INPUT RECORDS:

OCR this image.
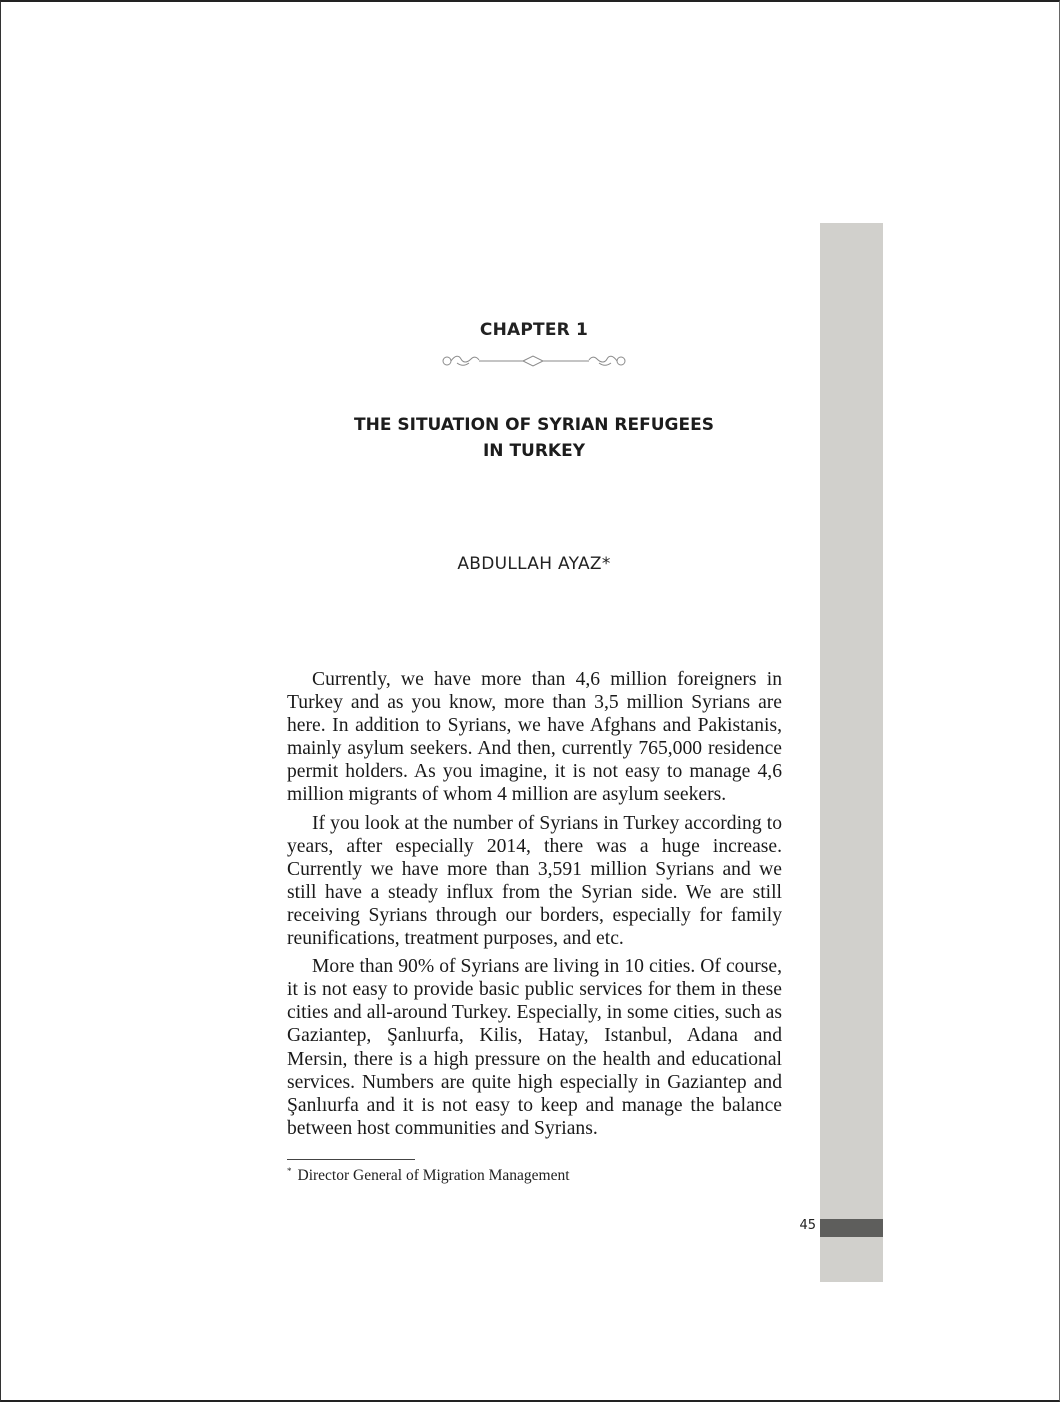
45
CHAPTER 1
THE SITUATION OF SYRIAN REFUGEES
IN TURKEY
ABDULLAH AYAZ*

Currently, we have more than 4,6 million foreigners in Turkey and as you know, more than 3,5 million Syrians are here. In addition to Syrians, we have Afghans and Pakistanis, mainly asylum seekers. And then, currently 765,000 residence permit holders. As you imagine, it is not easy to manage 4,6 million migrants of whom 4 million are asylum seekers.

If you look at the number of Syrians in Turkey according to years, after especially 2014, there was a huge increase. Currently we have more than 3,591 million Syrians and we still have a steady influx from the Syrian side. We are still receiving Syrians through our borders, especially for family reunifications, treatment purposes, and etc.

More than 90% of Syrians are living in 10 cities. Of course, it is not easy to provide basic public services for them in these cities and all-around Turkey. Especially, in some cities, such as Gaziantep, Şanlıurfa, Kilis, Hatay, Istanbul, Adana and Mersin, there is a high pressure on the health and educational services. Numbers are quite high especially in Gaziantep and Şanlıurfa and it is not easy to keep and manage the balance between host communities and Syrians.

* Director General of Migration Management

DIRECTION:
Transcribe the material exactly, and leave out whatever pictures it holds.

PROBLEM SOLUTION:
OCR this image.
45
CHAPTER 1
THE SITUATION OF SYRIAN REFUGEES
IN TURKEY
ABDULLAH AYAZ*

Currently, we have more than 4,6 million foreigners in Turkey and as you know, more than 3,5 million Syrians are here. In addition to Syrians, we have Afghans and Pakistanis, mainly asylum seekers. And then, currently 765,000 residence permit holders. As you imagine, it is not easy to manage 4,6 million migrants of whom 4 million are asylum seekers.

If you look at the number of Syrians in Turkey according to years, after especially 2014, there was a huge increase. Currently we have more than 3,591 million Syrians and we still have a steady influx from the Syrian side. We are still receiving Syrians through our borders, especially for family reunifications, treatment purposes, and etc.

More than 90% of Syrians are living in 10 cities. Of course, it is not easy to provide basic public services for them in these cities and all-around Turkey. Especially, in some cities, such as Gaziantep, Şanlıurfa, Kilis, Hatay, Istanbul, Adana and Mersin, there is a high pressure on the health and educational services. Numbers are quite high especially in Gaziantep and Şanlıurfa and it is not easy to keep and manage the balance between host communities and Syrians.

* Director General of Migration Management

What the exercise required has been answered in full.